**What this task involves:**
Set down each entry from the block beneath, exactly as written.

**Task material:**
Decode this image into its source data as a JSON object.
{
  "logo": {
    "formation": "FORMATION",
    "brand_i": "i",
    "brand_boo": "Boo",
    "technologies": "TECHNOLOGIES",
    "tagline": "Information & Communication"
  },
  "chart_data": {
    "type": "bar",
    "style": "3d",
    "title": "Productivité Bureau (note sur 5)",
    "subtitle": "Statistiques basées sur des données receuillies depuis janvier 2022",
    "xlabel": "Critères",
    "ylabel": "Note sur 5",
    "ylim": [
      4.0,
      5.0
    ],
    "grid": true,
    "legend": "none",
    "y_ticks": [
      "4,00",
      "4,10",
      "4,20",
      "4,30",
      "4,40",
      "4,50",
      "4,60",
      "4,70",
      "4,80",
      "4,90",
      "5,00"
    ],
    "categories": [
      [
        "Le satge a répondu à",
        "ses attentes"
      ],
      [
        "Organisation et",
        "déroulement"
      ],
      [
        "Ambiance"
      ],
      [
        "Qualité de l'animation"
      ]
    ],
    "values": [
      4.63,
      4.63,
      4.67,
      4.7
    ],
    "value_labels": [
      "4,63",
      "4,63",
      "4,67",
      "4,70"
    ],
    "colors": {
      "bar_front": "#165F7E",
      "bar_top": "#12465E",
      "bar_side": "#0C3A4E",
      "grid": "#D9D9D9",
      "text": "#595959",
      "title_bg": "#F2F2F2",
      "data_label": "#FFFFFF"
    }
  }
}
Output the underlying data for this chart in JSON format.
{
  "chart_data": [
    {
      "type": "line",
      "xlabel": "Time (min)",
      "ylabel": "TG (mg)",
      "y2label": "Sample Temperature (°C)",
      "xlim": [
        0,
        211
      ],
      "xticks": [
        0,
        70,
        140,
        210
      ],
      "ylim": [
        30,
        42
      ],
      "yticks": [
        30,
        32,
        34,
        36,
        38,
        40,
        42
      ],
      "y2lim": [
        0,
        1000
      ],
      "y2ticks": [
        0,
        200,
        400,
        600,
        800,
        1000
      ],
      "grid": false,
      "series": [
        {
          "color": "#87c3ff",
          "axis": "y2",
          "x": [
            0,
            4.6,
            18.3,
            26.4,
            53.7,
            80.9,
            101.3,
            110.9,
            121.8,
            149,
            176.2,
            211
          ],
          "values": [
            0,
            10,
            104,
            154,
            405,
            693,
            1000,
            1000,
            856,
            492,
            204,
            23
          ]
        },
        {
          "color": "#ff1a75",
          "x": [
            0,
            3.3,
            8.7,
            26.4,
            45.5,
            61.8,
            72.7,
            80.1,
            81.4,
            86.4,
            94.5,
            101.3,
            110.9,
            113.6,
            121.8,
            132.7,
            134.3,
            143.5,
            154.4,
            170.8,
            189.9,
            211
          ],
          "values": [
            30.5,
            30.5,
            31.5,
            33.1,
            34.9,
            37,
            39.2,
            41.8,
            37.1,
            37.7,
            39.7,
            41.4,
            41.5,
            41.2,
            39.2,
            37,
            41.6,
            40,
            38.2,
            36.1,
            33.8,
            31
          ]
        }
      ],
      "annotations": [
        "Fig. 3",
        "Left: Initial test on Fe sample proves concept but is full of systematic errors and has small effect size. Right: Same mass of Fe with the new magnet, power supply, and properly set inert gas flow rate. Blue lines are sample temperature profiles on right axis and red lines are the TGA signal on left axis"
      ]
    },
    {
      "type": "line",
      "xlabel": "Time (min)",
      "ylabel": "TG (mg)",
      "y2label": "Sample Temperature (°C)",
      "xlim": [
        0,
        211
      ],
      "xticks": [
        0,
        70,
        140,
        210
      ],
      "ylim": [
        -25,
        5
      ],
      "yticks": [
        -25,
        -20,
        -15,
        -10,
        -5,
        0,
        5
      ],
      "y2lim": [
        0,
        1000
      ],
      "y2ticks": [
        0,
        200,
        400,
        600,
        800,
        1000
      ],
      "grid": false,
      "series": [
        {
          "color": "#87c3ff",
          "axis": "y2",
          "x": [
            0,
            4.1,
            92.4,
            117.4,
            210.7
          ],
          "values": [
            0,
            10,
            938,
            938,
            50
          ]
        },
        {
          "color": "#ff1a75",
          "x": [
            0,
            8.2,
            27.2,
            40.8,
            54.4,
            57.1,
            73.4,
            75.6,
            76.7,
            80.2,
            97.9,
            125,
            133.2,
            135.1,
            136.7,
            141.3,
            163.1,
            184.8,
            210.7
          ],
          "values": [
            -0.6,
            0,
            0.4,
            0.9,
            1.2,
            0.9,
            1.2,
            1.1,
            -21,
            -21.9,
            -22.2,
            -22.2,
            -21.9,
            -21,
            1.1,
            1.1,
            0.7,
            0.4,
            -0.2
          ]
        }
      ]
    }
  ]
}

**Written reply:**
Decode this image into its source data as a JSON object.
{
  "logo": {
    "formation": "FORMATION",
    "brand_i": "i",
    "brand_boo": "Boo",
    "technologies": "TECHNOLOGIES",
    "tagline": "Information & Communication"
  },
  "chart_data": {
    "type": "bar",
    "style": "3d",
    "title": "Productivité Bureau (note sur 5)",
    "subtitle": "Statistiques basées sur des données receuillies depuis janvier 2022",
    "xlabel": "Critères",
    "ylabel": "Note sur 5",
    "ylim": [
      4.0,
      5.0
    ],
    "grid": true,
    "legend": "none",
    "y_ticks": [
      "4,00",
      "4,10",
      "4,20",
      "4,30",
      "4,40",
      "4,50",
      "4,60",
      "4,70",
      "4,80",
      "4,90",
      "5,00"
    ],
    "categories": [
      [
        "Le satge a répondu à",
        "ses attentes"
      ],
      [
        "Organisation et",
        "déroulement"
      ],
      [
        "Ambiance"
      ],
      [
        "Qualité de l'animation"
      ]
    ],
    "values": [
      4.63,
      4.63,
      4.67,
      4.7
    ],
    "value_labels": [
      "4,63",
      "4,63",
      "4,67",
      "4,70"
    ],
    "colors": {
      "bar_front": "#165F7E",
      "bar_top": "#12465E",
      "bar_side": "#0C3A4E",
      "grid": "#D9D9D9",
      "text": "#595959",
      "title_bg": "#F2F2F2",
      "data_label": "#FFFFFF"
    }
  }
}
Output the underlying data for this chart in JSON format.
{
  "chart_data": [
    {
      "type": "line",
      "xlabel": "Time (min)",
      "ylabel": "TG (mg)",
      "y2label": "Sample Temperature (°C)",
      "xlim": [
        0,
        211
      ],
      "xticks": [
        0,
        70,
        140,
        210
      ],
      "ylim": [
        30,
        42
      ],
      "yticks": [
        30,
        32,
        34,
        36,
        38,
        40,
        42
      ],
      "y2lim": [
        0,
        1000
      ],
      "y2ticks": [
        0,
        200,
        400,
        600,
        800,
        1000
      ],
      "grid": false,
      "series": [
        {
          "color": "#87c3ff",
          "axis": "y2",
          "x": [
            0,
            4.6,
            18.3,
            26.4,
            53.7,
            80.9,
            101.3,
            110.9,
            121.8,
            149,
            176.2,
            211
          ],
          "values": [
            0,
            10,
            104,
            154,
            405,
            693,
            1000,
            1000,
            856,
            492,
            204,
            23
          ]
        },
        {
          "color": "#ff1a75",
          "x": [
            0,
            3.3,
            8.7,
            26.4,
            45.5,
            61.8,
            72.7,
            80.1,
            81.4,
            86.4,
            94.5,
            101.3,
            110.9,
            113.6,
            121.8,
            132.7,
            134.3,
            143.5,
            154.4,
            170.8,
            189.9,
            211
          ],
          "values": [
            30.5,
            30.5,
            31.5,
            33.1,
            34.9,
            37,
            39.2,
            41.8,
            37.1,
            37.7,
            39.7,
            41.4,
            41.5,
            41.2,
            39.2,
            37,
            41.6,
            40,
            38.2,
            36.1,
            33.8,
            31
          ]
        }
      ],
      "annotations": [
        "Fig. 3",
        "Left: Initial test on Fe sample proves concept but is full of systematic errors and has small effect size. Right: Same mass of Fe with the new magnet, power supply, and properly set inert gas flow rate. Blue lines are sample temperature profiles on right axis and red lines are the TGA signal on left axis"
      ]
    },
    {
      "type": "line",
      "xlabel": "Time (min)",
      "ylabel": "TG (mg)",
      "y2label": "Sample Temperature (°C)",
      "xlim": [
        0,
        211
      ],
      "xticks": [
        0,
        70,
        140,
        210
      ],
      "ylim": [
        -25,
        5
      ],
      "yticks": [
        -25,
        -20,
        -15,
        -10,
        -5,
        0,
        5
      ],
      "y2lim": [
        0,
        1000
      ],
      "y2ticks": [
        0,
        200,
        400,
        600,
        800,
        1000
      ],
      "grid": false,
      "series": [
        {
          "color": "#87c3ff",
          "axis": "y2",
          "x": [
            0,
            4.1,
            92.4,
            117.4,
            210.7
          ],
          "values": [
            0,
            10,
            938,
            938,
            50
          ]
        },
        {
          "color": "#ff1a75",
          "x": [
            0,
            8.2,
            27.2,
            40.8,
            54.4,
            57.1,
            73.4,
            75.6,
            76.7,
            80.2,
            97.9,
            125,
            133.2,
            135.1,
            136.7,
            141.3,
            163.1,
            184.8,
            210.7
          ],
          "values": [
            -0.6,
            0,
            0.4,
            0.9,
            1.2,
            0.9,
            1.2,
            1.1,
            -21,
            -21.9,
            -22.2,
            -22.2,
            -21.9,
            -21,
            1.1,
            1.1,
            0.7,
            0.4,
            -0.2
          ]
        }
      ]
    }
  ]
}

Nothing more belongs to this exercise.